-- Records shown --
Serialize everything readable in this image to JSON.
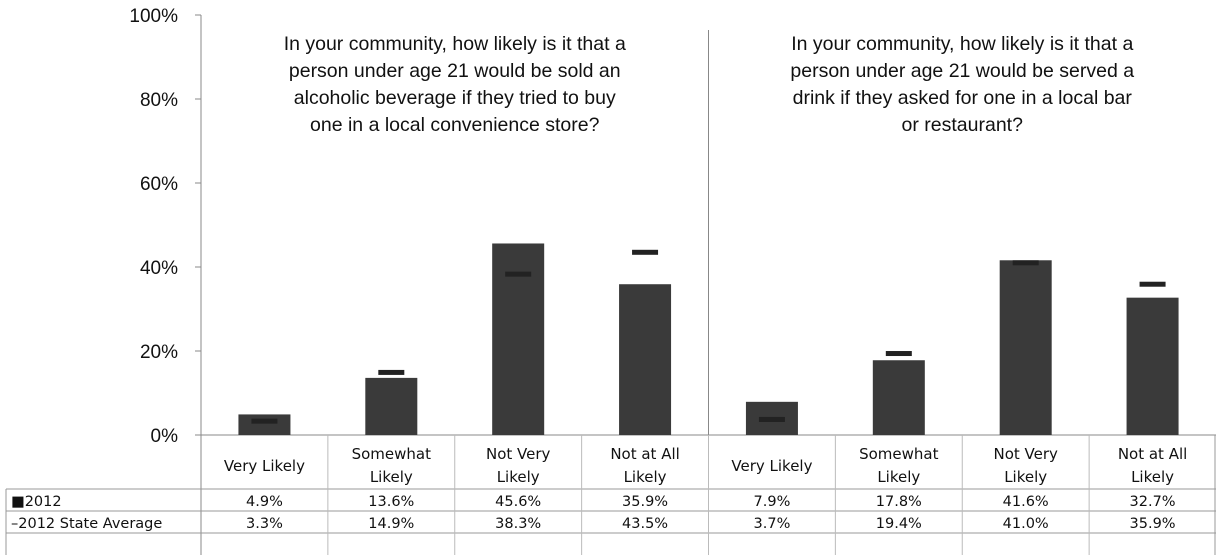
{
  "chart_data": {
    "type": "bar",
    "ylim": [
      0,
      100
    ],
    "y_ticks": [
      "0%",
      "20%",
      "40%",
      "60%",
      "80%",
      "100%"
    ],
    "panels": [
      {
        "question": [
          "In your community, how likely is it that a",
          "person under age 21 would be sold an",
          "alcoholic beverage if they tried to buy",
          "one in a local convenience store?"
        ],
        "categories": [
          [
            "Very Likely"
          ],
          [
            "Somewhat",
            "Likely"
          ],
          [
            "Not Very",
            "Likely"
          ],
          [
            "Not at All",
            "Likely"
          ]
        ],
        "values_2012": [
          4.9,
          13.6,
          45.6,
          35.9
        ],
        "values_state": [
          3.3,
          14.9,
          38.3,
          43.5
        ]
      },
      {
        "question": [
          "In your community, how likely is it that a",
          "person under age 21 would be served a",
          "drink if they asked for one in a local bar",
          "or restaurant?"
        ],
        "categories": [
          [
            "Very Likely"
          ],
          [
            "Somewhat",
            "Likely"
          ],
          [
            "Not Very",
            "Likely"
          ],
          [
            "Not at All",
            "Likely"
          ]
        ],
        "values_2012": [
          7.9,
          17.8,
          41.6,
          32.7
        ],
        "values_state": [
          3.7,
          19.4,
          41.0,
          35.9
        ]
      }
    ],
    "series": [
      {
        "name": "2012",
        "marker": "■",
        "values": [
          4.9,
          13.6,
          45.6,
          35.9,
          7.9,
          17.8,
          41.6,
          32.7
        ],
        "labels": [
          "4.9%",
          "13.6%",
          "45.6%",
          "35.9%",
          "7.9%",
          "17.8%",
          "41.6%",
          "32.7%"
        ],
        "color": "#3a3a3a"
      },
      {
        "name": "2012 State Average",
        "marker": "–",
        "values": [
          3.3,
          14.9,
          38.3,
          43.5,
          3.7,
          19.4,
          41.0,
          35.9
        ],
        "labels": [
          "3.3%",
          "14.9%",
          "38.3%",
          "43.5%",
          "3.7%",
          "19.4%",
          "41.0%",
          "35.9%"
        ],
        "color": "#222222"
      }
    ],
    "grid": false,
    "legend": "table-bottom-left"
  }
}
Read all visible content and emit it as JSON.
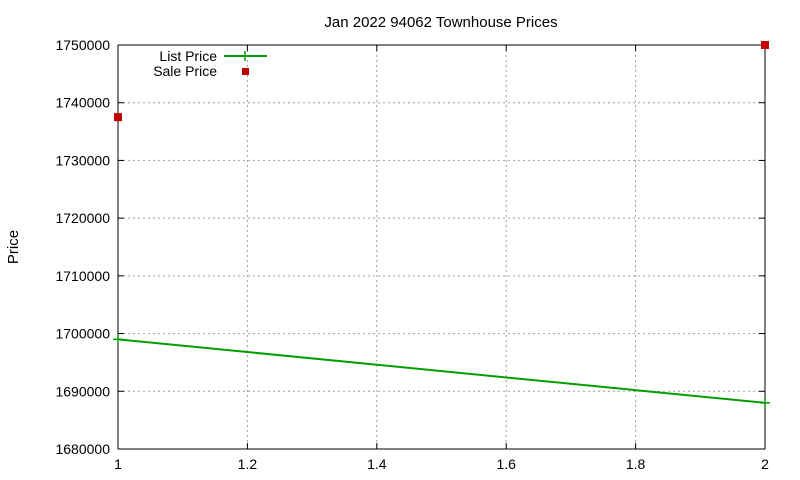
{
  "chart_data": {
    "type": "line",
    "title": "Jan 2022 94062 Townhouse Prices",
    "xlabel": "",
    "ylabel": "Price",
    "xlim": [
      1,
      2
    ],
    "ylim": [
      1680000,
      1750000
    ],
    "x_ticks": [
      1,
      1.2,
      1.4,
      1.6,
      1.8,
      2
    ],
    "x_tick_labels": [
      "1",
      "1.2",
      "1.4",
      "1.6",
      "1.8",
      "2"
    ],
    "y_ticks": [
      1680000,
      1690000,
      1700000,
      1710000,
      1720000,
      1730000,
      1740000,
      1750000
    ],
    "y_tick_labels": [
      "1680000",
      "1690000",
      "1700000",
      "1710000",
      "1720000",
      "1730000",
      "1740000",
      "1750000"
    ],
    "grid": true,
    "legend_position": "top-left",
    "series": [
      {
        "name": "List Price",
        "style": "line-with-plus-markers",
        "color": "#009e00",
        "points": [
          {
            "x": 1,
            "y": 1699000
          },
          {
            "x": 2,
            "y": 1688000
          }
        ]
      },
      {
        "name": "Sale Price",
        "style": "square-markers",
        "color": "#c00000",
        "points": [
          {
            "x": 1,
            "y": 1737500
          },
          {
            "x": 2,
            "y": 1750000
          }
        ]
      }
    ]
  }
}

-- Set task --
Your task is to collect every line above that contains the word "JSON".

-- Response below --
Serialize everything readable in this image to JSON.
Read all visible content and emit it as JSON.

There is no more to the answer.